Enunciado: Vuelve a escribir el fragmento de la reseña de Me mato diciéndolo que va desde "Je me tue à le dire /" hasta "Duración: 90 minutos.", ambos incluidos, y renombra "Intérpretes" como "Elenco".

Texto citado:

----------------

Je me tue à le dire / Me mato diciéndolo (Francia / Bélgica – 2016)
BAFICI 2016: Competencia Internacional
Dirección: Xavier Seron / Producción: Olivier Dubois / Intérpretes: Jean-Jacques Rausin, Myriam Boye / Duración: 90 minutos.
“La historia de mi vida no existe” se lee al comienzo de la famosa novela de Marguerite Duras, El amante. Las primeras imágenes, las primeras palabras Je me tue à le dire, ejercen una resonancia con aquella sentencia y plantan una marca contra-autobiográfica: “Cuando mi madre me dio la vida, también me dio la muerte”. No obstante, sus mundos interiores están a miles de kilómetros de distancia. La frase de corte existencial, escuchada en la voz en off, que le encantaría al mismísimo Emil Cioran, confirma la pesadez del tema. Sin embargo, si el mundo parece ser un lugar horrible desde la perspectiva de Seron, más vale reírse. Eso sí, con una mueca, sin derrochar carcajadas innecesarias.

----------------

Datos:

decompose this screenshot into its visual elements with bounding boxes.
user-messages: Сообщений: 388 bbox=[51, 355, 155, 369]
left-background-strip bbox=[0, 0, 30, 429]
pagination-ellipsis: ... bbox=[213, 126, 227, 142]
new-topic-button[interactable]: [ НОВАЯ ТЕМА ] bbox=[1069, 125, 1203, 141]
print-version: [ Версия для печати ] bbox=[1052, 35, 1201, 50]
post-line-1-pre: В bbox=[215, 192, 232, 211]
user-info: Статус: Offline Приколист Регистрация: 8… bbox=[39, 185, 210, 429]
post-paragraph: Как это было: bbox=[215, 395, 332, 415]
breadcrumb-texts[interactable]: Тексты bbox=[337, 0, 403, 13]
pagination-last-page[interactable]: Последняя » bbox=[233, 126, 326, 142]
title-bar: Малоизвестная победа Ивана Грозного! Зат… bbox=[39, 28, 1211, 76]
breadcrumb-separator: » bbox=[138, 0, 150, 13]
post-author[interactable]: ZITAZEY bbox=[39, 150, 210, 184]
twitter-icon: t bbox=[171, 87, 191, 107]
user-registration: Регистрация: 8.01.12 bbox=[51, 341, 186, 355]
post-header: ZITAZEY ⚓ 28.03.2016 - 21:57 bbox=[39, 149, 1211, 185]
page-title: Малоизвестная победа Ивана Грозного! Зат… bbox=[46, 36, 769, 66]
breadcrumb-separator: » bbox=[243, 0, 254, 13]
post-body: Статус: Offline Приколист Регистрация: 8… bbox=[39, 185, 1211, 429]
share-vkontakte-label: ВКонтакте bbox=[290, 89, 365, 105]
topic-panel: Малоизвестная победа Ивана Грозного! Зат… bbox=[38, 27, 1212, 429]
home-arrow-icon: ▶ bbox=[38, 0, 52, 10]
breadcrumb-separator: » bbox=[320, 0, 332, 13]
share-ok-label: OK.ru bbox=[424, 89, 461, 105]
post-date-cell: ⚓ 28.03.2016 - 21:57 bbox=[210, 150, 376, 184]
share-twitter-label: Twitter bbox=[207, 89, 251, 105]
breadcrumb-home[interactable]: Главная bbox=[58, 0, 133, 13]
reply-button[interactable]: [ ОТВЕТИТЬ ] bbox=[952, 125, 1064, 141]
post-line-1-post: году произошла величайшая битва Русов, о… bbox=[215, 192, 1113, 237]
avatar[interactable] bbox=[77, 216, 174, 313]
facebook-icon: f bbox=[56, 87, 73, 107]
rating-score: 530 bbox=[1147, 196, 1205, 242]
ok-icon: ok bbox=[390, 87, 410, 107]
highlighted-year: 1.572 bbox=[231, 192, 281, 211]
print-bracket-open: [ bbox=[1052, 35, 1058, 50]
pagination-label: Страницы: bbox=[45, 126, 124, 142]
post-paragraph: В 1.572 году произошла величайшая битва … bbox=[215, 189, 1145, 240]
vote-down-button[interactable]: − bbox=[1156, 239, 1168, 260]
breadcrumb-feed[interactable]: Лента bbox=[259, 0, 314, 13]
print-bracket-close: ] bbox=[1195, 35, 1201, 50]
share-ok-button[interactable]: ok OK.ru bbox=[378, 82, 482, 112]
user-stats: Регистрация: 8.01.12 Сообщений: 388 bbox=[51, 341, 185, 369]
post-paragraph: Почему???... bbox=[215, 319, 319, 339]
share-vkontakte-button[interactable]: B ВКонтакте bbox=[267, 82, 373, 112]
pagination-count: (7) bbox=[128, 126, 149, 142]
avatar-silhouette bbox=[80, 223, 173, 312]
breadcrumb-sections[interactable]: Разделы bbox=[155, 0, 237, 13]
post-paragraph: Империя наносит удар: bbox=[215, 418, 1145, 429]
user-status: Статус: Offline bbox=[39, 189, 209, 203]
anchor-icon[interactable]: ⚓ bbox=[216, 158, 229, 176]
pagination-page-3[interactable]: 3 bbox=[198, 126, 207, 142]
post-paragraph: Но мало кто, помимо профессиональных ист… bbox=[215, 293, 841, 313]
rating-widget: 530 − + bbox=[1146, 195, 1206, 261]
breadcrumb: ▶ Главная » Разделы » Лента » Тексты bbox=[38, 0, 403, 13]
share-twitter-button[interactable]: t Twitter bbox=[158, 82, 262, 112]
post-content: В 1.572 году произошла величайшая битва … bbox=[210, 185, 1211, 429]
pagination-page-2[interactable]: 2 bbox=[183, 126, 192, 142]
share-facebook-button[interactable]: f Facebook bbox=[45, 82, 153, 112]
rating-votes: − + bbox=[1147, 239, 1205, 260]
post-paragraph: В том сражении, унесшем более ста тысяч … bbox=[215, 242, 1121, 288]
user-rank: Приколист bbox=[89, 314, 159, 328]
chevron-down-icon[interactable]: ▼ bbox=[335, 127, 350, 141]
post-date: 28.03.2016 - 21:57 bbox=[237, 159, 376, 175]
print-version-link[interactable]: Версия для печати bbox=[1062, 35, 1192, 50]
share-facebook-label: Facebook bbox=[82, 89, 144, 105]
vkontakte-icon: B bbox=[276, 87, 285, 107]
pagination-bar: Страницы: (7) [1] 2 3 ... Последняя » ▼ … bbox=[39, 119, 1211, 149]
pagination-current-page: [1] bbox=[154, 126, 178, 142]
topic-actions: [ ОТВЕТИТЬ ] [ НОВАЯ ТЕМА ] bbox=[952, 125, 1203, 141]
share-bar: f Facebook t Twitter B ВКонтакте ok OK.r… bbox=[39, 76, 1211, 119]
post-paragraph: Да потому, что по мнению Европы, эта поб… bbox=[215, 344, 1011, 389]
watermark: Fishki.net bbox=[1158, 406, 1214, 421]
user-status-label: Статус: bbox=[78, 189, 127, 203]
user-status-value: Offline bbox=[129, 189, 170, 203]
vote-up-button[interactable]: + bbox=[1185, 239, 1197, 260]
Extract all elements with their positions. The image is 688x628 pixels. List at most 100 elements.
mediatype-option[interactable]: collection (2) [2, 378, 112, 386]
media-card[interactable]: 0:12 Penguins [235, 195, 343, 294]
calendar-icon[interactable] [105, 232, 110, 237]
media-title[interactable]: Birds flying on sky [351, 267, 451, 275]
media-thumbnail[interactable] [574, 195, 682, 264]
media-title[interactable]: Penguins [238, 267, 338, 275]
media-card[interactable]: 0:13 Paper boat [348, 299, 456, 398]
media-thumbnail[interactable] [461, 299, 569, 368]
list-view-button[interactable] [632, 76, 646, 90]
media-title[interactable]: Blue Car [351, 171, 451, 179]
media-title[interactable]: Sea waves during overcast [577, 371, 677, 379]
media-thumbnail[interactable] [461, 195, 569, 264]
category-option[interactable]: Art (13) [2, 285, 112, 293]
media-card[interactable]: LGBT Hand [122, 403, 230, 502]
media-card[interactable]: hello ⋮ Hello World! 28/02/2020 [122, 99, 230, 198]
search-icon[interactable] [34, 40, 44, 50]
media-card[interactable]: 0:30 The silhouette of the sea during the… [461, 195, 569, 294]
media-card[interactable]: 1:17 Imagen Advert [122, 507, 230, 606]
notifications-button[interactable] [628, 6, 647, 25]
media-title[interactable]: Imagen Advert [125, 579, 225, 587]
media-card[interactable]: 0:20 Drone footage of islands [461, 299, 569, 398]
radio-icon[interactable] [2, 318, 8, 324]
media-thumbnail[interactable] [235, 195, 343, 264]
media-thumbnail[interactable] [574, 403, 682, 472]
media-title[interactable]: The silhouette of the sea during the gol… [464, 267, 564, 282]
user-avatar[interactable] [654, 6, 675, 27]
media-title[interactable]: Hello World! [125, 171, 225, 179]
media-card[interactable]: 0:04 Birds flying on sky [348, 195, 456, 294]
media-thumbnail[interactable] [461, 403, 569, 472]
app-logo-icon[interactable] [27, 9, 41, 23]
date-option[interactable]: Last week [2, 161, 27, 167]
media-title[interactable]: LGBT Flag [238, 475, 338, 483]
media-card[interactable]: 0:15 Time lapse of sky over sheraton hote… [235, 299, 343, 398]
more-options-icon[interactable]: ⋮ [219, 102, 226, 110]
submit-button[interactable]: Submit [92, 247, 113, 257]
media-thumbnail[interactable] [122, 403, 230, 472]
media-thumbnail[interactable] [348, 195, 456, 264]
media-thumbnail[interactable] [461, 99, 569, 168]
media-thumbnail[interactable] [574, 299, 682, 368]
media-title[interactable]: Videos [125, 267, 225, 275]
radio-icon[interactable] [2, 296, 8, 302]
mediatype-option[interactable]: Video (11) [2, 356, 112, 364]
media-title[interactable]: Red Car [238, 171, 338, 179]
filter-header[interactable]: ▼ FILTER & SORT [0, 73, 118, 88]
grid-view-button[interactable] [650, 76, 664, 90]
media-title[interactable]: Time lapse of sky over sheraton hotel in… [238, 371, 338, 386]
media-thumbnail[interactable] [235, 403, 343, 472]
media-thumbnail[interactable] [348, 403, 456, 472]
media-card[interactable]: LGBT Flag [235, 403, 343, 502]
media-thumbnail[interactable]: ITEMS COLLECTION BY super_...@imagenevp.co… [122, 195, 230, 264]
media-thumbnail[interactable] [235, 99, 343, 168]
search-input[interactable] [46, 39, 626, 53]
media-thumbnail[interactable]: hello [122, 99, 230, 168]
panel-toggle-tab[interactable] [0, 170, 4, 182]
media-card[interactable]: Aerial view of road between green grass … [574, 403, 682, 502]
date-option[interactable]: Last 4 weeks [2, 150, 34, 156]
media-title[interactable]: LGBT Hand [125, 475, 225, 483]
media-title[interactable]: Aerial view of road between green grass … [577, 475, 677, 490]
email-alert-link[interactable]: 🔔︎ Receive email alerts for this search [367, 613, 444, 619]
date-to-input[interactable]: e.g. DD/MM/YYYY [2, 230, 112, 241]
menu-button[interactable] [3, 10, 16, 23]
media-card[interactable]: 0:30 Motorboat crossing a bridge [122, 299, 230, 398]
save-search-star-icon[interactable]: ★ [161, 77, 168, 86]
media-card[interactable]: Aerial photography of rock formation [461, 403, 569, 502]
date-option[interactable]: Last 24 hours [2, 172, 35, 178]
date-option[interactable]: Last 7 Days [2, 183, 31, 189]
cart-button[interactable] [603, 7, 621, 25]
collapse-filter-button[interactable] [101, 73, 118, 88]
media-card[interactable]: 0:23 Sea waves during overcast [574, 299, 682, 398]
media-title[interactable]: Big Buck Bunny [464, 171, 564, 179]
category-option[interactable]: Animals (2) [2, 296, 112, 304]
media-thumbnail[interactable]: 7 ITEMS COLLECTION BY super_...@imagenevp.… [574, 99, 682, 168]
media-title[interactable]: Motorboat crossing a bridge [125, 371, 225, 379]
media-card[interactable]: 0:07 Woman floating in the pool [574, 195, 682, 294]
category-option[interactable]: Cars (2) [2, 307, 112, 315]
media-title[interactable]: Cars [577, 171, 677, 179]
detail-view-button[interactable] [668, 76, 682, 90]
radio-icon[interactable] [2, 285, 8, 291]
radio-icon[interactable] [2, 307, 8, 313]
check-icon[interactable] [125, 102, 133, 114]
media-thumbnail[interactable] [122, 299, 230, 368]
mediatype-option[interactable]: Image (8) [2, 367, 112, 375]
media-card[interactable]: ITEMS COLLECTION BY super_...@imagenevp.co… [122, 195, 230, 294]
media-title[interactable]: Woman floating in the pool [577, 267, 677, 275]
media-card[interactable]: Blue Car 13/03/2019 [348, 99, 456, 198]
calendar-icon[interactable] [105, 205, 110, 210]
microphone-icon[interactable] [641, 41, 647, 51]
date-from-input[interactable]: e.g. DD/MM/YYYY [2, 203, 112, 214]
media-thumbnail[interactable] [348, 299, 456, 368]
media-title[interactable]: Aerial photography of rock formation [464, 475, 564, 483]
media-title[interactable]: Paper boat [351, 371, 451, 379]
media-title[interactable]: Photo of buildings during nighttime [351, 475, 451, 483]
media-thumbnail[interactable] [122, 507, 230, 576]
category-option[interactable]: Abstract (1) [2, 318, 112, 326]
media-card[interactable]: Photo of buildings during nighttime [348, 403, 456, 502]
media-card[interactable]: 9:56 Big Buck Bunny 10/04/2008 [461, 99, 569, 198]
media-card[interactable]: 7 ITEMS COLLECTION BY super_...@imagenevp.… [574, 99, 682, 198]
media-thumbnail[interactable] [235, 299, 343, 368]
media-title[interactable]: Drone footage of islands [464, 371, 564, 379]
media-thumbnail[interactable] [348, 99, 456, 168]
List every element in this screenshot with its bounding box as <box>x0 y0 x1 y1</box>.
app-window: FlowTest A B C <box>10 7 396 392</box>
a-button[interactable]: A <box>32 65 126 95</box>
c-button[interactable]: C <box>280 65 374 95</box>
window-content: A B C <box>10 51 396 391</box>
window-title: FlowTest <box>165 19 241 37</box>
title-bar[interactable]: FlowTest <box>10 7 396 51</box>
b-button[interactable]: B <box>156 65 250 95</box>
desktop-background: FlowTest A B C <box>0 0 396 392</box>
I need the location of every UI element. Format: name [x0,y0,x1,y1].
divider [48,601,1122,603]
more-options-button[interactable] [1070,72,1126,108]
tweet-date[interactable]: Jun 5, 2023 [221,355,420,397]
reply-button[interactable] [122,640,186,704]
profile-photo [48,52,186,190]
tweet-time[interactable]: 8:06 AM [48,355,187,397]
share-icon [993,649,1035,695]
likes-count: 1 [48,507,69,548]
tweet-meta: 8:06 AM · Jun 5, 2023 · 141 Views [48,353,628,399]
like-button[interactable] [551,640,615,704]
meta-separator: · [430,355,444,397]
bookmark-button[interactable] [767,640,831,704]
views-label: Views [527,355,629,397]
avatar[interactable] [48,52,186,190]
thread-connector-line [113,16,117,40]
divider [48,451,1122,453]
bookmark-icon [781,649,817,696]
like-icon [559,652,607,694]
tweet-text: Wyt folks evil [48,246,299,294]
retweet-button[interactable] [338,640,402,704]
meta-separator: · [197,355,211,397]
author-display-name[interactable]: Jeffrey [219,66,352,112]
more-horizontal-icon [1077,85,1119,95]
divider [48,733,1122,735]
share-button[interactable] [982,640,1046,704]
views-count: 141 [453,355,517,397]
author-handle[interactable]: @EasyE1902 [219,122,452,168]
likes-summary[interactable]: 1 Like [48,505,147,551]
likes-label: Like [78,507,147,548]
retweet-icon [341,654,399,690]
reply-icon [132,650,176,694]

----------------

Solución:
Je me tue à le dire / Me mato diciéndolo (Francia / Bélgica – 2016)
BAFICI 2016: Competencia Internacional
Dirección: Xavier Seron / Producción: Olivier Dubois / Elenco: Jean-Jacques Rausin, Myriam Boye / Duración: 90 minutos.